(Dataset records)
◆ ◆ ◆ ◆

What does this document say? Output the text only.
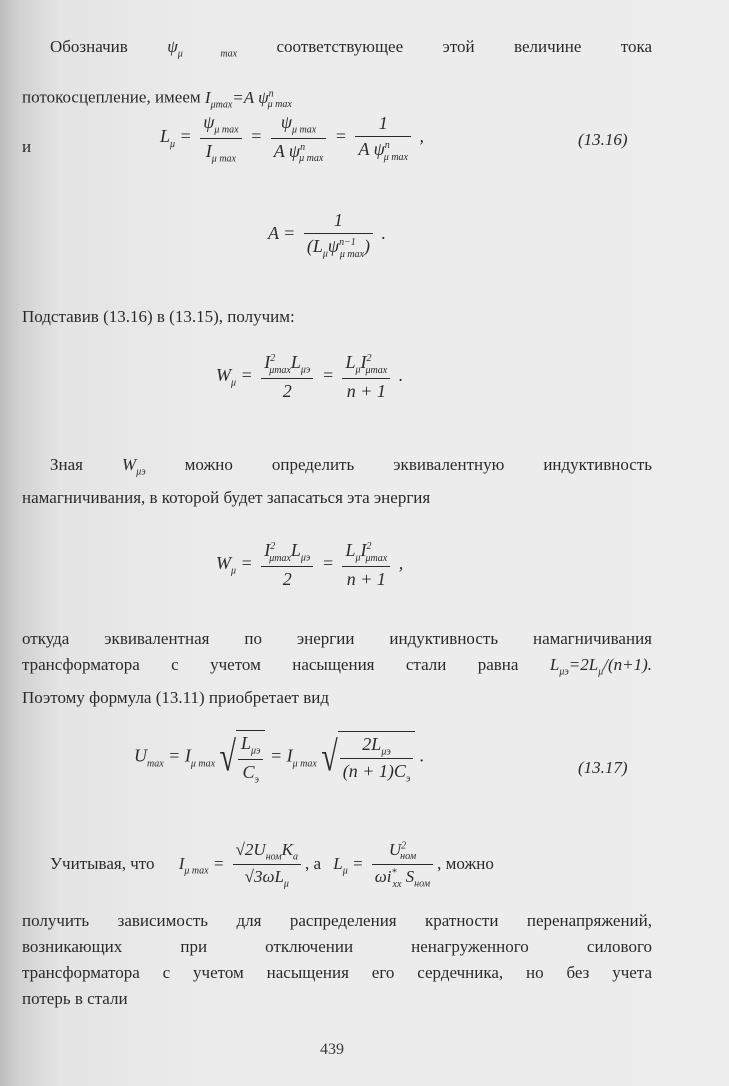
Обозначив $\psi_{\mu max}$ соответствующее этой величине тока
потокосцепление, имеем $I_{\mu max}=A$ $\psi^n_{\mu max}$
и
$L_\mu = \frac{\psi_{\mu max}}{I_{\mu max}} = \frac{\psi_{\mu max}}{A \psi^n_{\mu max}} = \frac{1}{A \psi^n_{\mu max}}$ ,	(13.16)
$A = \frac{1}{(L_\mu\psi^{n-1}_{\mu max})}$ .
Подставив (13.16) в (13.15), получим:
$W_\mu = \frac{I^2_{\mu max}L_{\mu э}}{2} = \frac{L_\mu I^2_{\mu max}}{n + 1}$ .
Зная $W_{\mu э}$ можно определить эквивалентную индуктивность
намагничивания, в которой будет запасаться эта энергия
$W_\mu = \frac{I^2_{\mu max}L_{\mu э}}{2} = \frac{L_\mu I^2_{\mu max}}{n + 1}$ ,
откуда эквивалентная по энергии индуктивность намагничивания
трансформатора с учетом насыщения стали равна $L_{\mu э}=2L_\mu/(n+1)$.
Поэтому формула (13.11) приобретает вид
$U_{max} = I_{\mu max}$ √ $\frac{L_{\mu э}}{C_э} = I_{\mu max}$ √ $\frac{2L_{\mu э}}{(n + 1)C_э}$ .
(13.17)
Учитывая, что $I_{\mu max} = \frac{√2U_{ном}K_a}{√3\omega L_\mu}$ , а $L_\mu = \frac{U^2_{ном}}{\omega i^*_{xx} S_{ном}}$ , можно
получить зависимость для распределения кратности перенапряжений,
возникающих при отключении ненагруженного силового
трансформатора с учетом насыщения его сердечника, но без учета
потерь в стали
439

◆ ◆ ◆ ◆

* Do this:
Repeat the entries exactly. Pictures are excluded from the copy.

* Full output:
What does this document say? Output the text only.
Обозначив $\psi_{\mu max}$ соответствующее этой величине тока
потокосцепление, имеем $I_{\mu max}=A$ $\psi^n_{\mu max}$
и
$L_\mu = \frac{\psi_{\mu max}}{I_{\mu max}} = \frac{\psi_{\mu max}}{A \psi^n_{\mu max}} = \frac{1}{A \psi^n_{\mu max}}$ ,	(13.16)
$A = \frac{1}{(L_\mu\psi^{n-1}_{\mu max})}$ .
Подставив (13.16) в (13.15), получим:
$W_\mu = \frac{I^2_{\mu max}L_{\mu э}}{2} = \frac{L_\mu I^2_{\mu max}}{n + 1}$ .
Зная $W_{\mu э}$ можно определить эквивалентную индуктивность
намагничивания, в которой будет запасаться эта энергия
$W_\mu = \frac{I^2_{\mu max}L_{\mu э}}{2} = \frac{L_\mu I^2_{\mu max}}{n + 1}$ ,
откуда эквивалентная по энергии индуктивность намагничивания
трансформатора с учетом насыщения стали равна $L_{\mu э}=2L_\mu/(n+1)$.
Поэтому формула (13.11) приобретает вид
$U_{max} = I_{\mu max}$ √ $\frac{L_{\mu э}}{C_э} = I_{\mu max}$ √ $\frac{2L_{\mu э}}{(n + 1)C_э}$ .
(13.17)
Учитывая, что $I_{\mu max} = \frac{√2U_{ном}K_a}{√3\omega L_\mu}$ , а $L_\mu = \frac{U^2_{ном}}{\omega i^*_{xx} S_{ном}}$ , можно
получить зависимость для распределения кратности перенапряжений,
возникающих при отключении ненагруженного силового
трансформатора с учетом насыщения его сердечника, но без учета
потерь в стали
439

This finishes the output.